*Exercise:* Extract each line from the entries below that has the string "JSON" in it.

*Task input:*
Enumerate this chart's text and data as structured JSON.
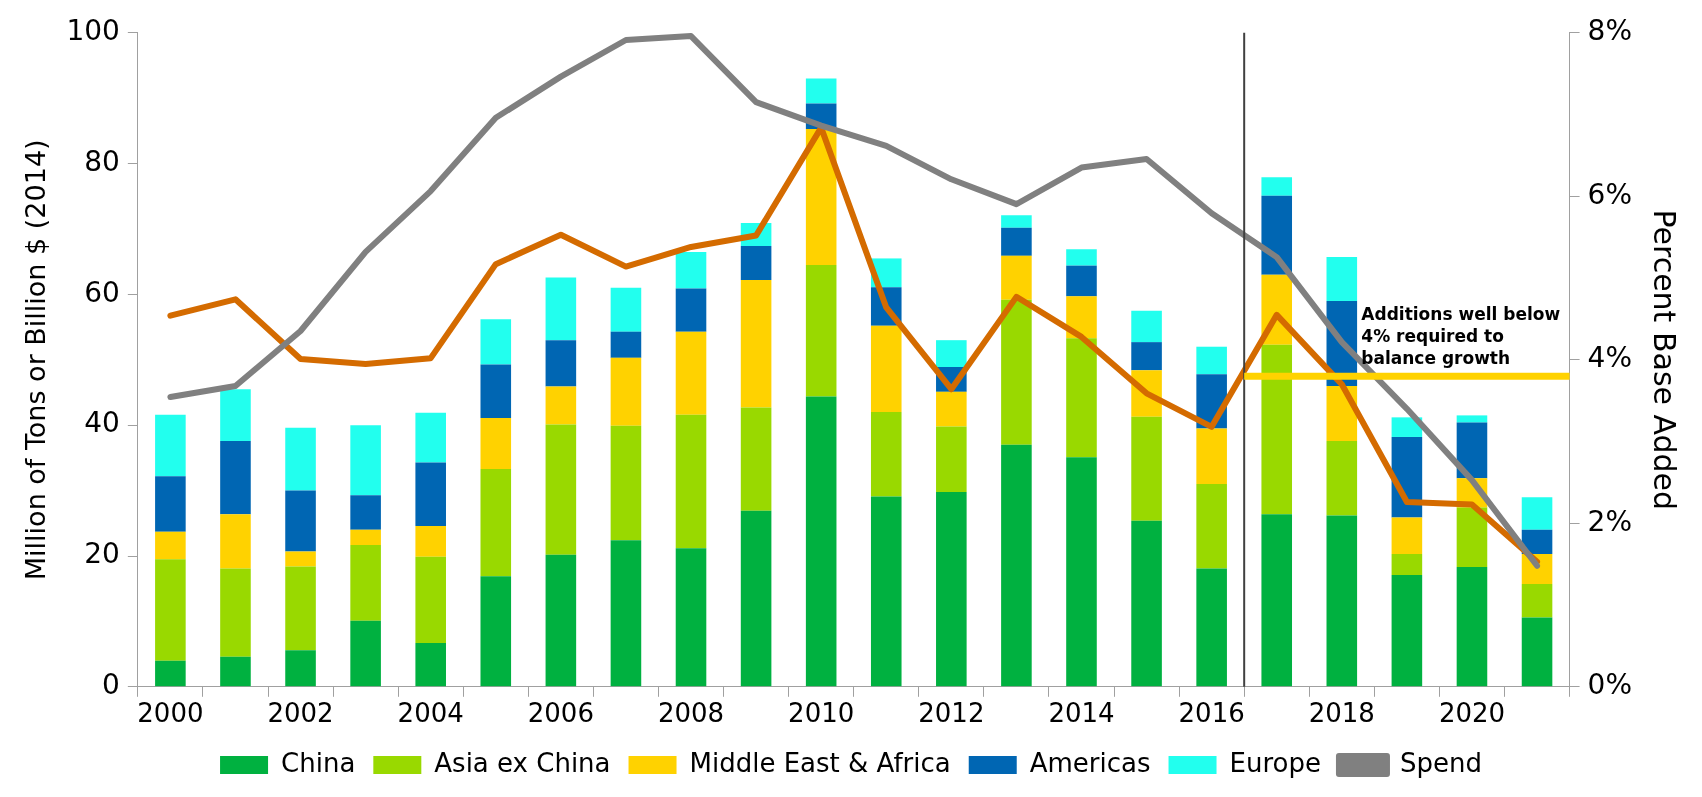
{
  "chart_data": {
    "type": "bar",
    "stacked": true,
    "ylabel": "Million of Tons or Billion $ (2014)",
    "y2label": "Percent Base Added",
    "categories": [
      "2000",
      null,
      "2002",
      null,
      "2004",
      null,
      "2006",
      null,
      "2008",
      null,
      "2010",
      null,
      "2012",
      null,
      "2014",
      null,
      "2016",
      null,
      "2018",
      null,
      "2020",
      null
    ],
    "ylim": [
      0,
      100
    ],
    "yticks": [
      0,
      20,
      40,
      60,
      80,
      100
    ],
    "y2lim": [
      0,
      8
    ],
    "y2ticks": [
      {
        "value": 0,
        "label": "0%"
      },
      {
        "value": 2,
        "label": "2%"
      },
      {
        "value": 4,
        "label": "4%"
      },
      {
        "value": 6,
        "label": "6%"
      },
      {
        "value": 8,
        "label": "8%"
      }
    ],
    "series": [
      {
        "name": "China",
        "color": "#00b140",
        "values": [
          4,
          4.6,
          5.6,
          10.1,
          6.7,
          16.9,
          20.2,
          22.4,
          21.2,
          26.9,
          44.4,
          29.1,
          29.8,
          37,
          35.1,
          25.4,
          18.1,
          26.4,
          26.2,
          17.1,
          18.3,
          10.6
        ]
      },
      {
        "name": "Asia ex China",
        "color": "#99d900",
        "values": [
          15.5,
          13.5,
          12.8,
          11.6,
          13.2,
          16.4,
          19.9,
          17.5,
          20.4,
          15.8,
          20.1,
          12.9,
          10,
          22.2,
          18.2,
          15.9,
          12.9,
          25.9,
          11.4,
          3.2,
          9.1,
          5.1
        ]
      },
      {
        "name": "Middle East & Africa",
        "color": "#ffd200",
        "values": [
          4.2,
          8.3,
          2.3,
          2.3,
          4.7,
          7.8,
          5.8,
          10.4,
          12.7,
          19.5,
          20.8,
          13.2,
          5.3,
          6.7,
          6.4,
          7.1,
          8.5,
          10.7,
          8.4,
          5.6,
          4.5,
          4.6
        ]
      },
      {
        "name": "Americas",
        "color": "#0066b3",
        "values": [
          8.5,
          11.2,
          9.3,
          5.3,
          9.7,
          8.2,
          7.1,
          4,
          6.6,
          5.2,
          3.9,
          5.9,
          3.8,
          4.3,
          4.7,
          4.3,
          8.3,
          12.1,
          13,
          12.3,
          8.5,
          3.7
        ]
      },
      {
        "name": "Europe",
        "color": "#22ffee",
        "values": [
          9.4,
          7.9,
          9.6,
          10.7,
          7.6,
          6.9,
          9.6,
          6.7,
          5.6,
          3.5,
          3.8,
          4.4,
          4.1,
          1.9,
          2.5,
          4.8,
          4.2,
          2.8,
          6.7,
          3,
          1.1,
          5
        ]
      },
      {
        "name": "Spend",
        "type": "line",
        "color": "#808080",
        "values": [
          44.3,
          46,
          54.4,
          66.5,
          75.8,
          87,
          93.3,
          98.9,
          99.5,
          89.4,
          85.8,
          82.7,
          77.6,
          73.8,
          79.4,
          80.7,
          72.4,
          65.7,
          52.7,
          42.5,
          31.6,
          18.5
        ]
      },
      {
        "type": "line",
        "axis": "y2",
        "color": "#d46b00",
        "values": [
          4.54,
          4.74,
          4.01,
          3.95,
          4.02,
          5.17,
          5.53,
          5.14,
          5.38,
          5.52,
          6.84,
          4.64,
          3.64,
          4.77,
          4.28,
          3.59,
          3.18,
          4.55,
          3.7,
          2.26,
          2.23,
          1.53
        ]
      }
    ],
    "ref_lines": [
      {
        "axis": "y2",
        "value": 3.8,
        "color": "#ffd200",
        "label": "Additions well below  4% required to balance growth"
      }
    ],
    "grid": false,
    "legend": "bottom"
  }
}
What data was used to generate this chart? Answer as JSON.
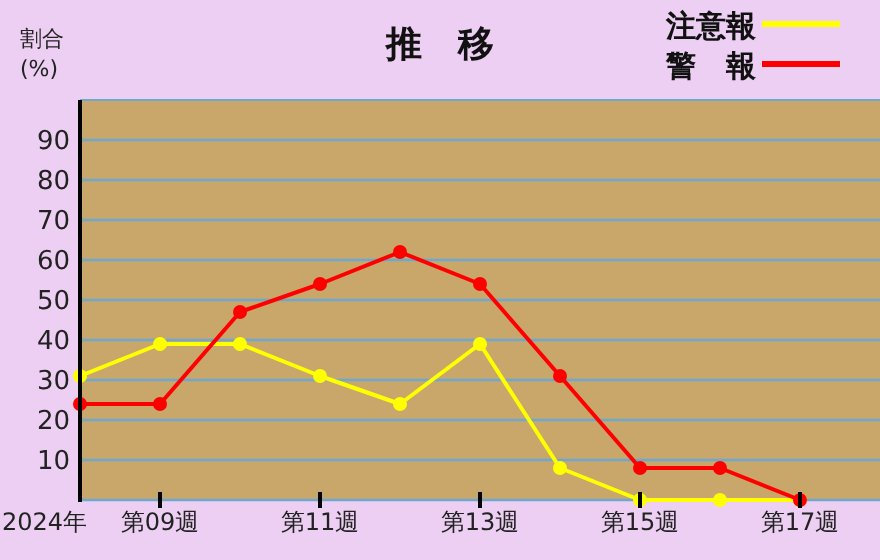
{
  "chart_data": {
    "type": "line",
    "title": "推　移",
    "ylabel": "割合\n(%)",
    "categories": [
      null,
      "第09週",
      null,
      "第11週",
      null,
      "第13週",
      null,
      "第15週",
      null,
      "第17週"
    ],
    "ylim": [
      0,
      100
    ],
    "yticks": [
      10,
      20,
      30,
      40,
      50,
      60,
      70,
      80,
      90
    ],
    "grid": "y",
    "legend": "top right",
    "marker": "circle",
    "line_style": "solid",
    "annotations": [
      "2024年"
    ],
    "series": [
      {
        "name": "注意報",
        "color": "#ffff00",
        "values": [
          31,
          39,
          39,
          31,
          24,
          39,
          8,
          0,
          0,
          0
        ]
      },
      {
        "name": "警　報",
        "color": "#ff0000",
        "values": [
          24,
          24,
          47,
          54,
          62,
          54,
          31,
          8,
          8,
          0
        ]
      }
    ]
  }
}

*Solution for this problem:*
Enumerate this chart's text and data as structured JSON.
What data was used to generate this chart? Answer as JSON.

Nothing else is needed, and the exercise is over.